::: Material provided
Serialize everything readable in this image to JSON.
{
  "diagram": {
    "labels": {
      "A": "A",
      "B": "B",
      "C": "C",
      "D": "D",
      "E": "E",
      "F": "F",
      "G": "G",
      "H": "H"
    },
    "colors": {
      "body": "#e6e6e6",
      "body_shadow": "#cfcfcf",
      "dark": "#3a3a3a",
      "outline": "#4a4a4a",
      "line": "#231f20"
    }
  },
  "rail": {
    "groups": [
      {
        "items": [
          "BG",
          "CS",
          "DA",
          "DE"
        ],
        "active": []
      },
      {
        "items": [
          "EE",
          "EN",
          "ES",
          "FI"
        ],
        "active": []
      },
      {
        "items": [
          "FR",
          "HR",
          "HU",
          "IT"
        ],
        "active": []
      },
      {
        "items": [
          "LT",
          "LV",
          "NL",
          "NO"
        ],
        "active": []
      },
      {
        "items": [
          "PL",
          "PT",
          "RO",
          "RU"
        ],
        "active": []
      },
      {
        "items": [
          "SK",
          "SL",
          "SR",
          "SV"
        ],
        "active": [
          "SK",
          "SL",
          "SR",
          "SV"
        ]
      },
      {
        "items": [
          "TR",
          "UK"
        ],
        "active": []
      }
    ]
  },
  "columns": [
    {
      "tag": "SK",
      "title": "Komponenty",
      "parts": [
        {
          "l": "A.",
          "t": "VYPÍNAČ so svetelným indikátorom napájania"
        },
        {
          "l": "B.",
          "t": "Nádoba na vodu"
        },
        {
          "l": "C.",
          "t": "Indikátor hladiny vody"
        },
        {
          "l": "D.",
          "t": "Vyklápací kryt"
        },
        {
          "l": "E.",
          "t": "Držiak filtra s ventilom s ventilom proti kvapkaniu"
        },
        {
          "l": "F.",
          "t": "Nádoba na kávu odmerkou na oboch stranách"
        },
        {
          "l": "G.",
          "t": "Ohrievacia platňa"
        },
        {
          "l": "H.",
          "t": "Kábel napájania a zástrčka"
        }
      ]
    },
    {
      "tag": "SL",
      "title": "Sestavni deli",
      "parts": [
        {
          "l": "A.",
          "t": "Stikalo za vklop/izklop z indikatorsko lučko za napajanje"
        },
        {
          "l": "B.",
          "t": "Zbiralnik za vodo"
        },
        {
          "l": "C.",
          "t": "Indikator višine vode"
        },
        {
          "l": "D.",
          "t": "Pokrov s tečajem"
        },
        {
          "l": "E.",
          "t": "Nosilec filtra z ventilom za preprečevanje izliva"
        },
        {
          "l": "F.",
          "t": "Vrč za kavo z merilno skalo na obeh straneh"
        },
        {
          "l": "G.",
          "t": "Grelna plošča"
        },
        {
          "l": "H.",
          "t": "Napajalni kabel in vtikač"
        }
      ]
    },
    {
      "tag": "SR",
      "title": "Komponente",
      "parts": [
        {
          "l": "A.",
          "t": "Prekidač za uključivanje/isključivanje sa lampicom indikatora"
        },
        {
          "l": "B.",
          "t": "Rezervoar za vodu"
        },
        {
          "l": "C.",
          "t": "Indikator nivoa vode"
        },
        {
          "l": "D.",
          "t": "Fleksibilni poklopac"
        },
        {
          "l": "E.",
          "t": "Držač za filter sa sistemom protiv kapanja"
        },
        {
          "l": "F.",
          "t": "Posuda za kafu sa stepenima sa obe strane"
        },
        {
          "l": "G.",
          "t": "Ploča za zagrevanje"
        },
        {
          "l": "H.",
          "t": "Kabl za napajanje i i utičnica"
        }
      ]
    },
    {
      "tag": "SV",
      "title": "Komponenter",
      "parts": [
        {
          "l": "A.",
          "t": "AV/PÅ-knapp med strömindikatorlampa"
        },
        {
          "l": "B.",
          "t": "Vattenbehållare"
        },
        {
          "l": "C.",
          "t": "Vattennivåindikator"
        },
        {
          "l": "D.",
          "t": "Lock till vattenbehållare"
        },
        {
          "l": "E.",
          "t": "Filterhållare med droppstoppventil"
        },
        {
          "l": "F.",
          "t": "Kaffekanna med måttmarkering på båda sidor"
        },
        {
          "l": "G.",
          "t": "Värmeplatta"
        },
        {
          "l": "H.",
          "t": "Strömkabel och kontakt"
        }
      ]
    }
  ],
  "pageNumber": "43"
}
::::::
### Task
Gather every line from the listing above in which "ventilom" appears, and copy those lines.

### Answer to the problem
          "t": "Držiak filtra s ventilom s ventilom proti kvapkaniu"
          "t": "Nosilec filtra z ventilom za preprečevanje izliva"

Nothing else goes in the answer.